§ **Records for processing**
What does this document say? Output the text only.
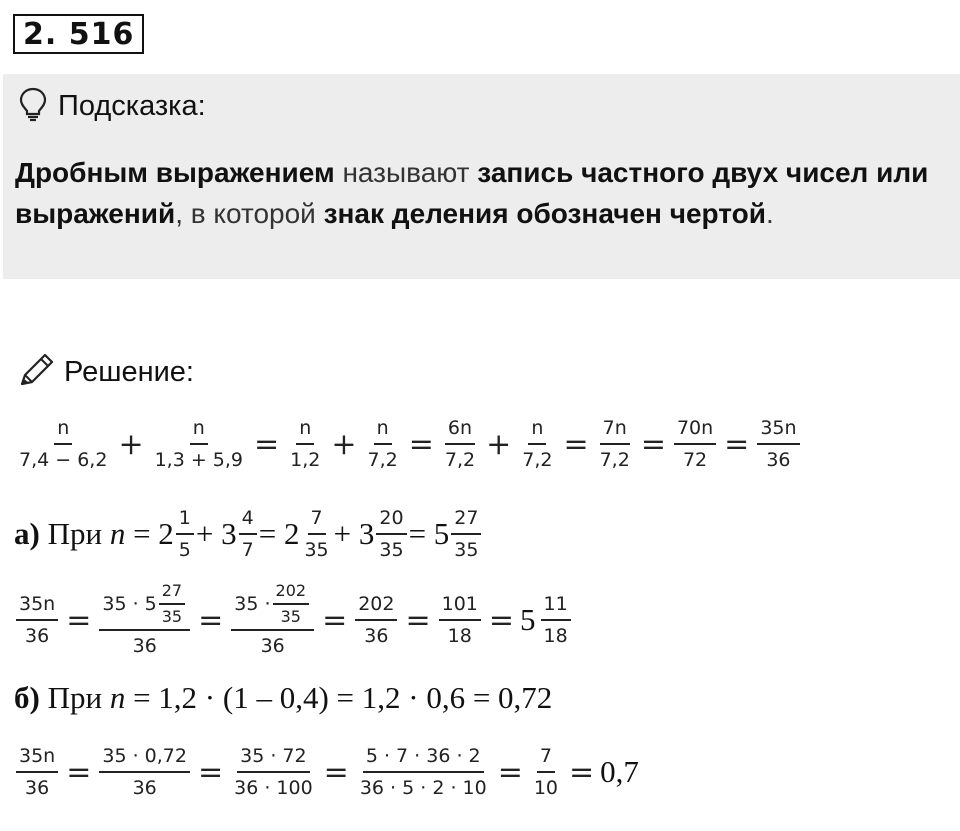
2. 516
Подсказка:
Дробным выражением называют запись частного двух чисел или выражений, в которой знак деления обозначен чертой.
Решение:
$\frac{n}{7,4 - 6,2} + \frac{n}{1,3 + 5,9} = \frac{n}{1,2} + \frac{n}{7,2} = \frac{6n}{7,2} + \frac{n}{7,2} = \frac{7n}{7,2} = \frac{70n}{72} = \frac{35n}{36}$
а) При $n = 2 \frac{1}{5} + 3 \frac{4}{7} = 2 \frac{7}{35} + 3 \frac{20}{35} = 5 \frac{27}{35}$
$\frac{35n}{36} = \frac{35 \cdot 5 \frac{27}{35}}{36} = \frac{35 \cdot \frac{202}{35}}{36} = \frac{202}{36} = \frac{101}{18} = 5 \frac{11}{18}$
б) При n = 1,2 · (1 – 0,4) = 1,2 · 0,6 = 0,72
$\frac{35n}{36} = \frac{35 \cdot 0,72}{36} = \frac{35 \cdot 72}{36 \cdot 100} = \frac{5 \cdot 7 \cdot 36 \cdot 2}{36 \cdot 5 \cdot 2 \cdot 10} = \frac{7}{10} = 0,7$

§ **Task to carry out**
Word for word, quote the full listing, omitting every picture.

§ **Answer for this exercise**
What does this document say? Output the text only.
2. 516
Подсказка:
Дробным выражением называют запись частного двух чисел или выражений, в которой знак деления обозначен чертой.
Решение:
$\frac{n}{7,4 - 6,2} + \frac{n}{1,3 + 5,9} = \frac{n}{1,2} + \frac{n}{7,2} = \frac{6n}{7,2} + \frac{n}{7,2} = \frac{7n}{7,2} = \frac{70n}{72} = \frac{35n}{36}$
а) При $n = 2 \frac{1}{5} + 3 \frac{4}{7} = 2 \frac{7}{35} + 3 \frac{20}{35} = 5 \frac{27}{35}$
$\frac{35n}{36} = \frac{35 \cdot 5 \frac{27}{35}}{36} = \frac{35 \cdot \frac{202}{35}}{36} = \frac{202}{36} = \frac{101}{18} = 5 \frac{11}{18}$
б) При n = 1,2 · (1 – 0,4) = 1,2 · 0,6 = 0,72
$\frac{35n}{36} = \frac{35 \cdot 0,72}{36} = \frac{35 \cdot 72}{36 \cdot 100} = \frac{5 \cdot 7 \cdot 36 \cdot 2}{36 \cdot 5 \cdot 2 \cdot 10} = \frac{7}{10} = 0,7$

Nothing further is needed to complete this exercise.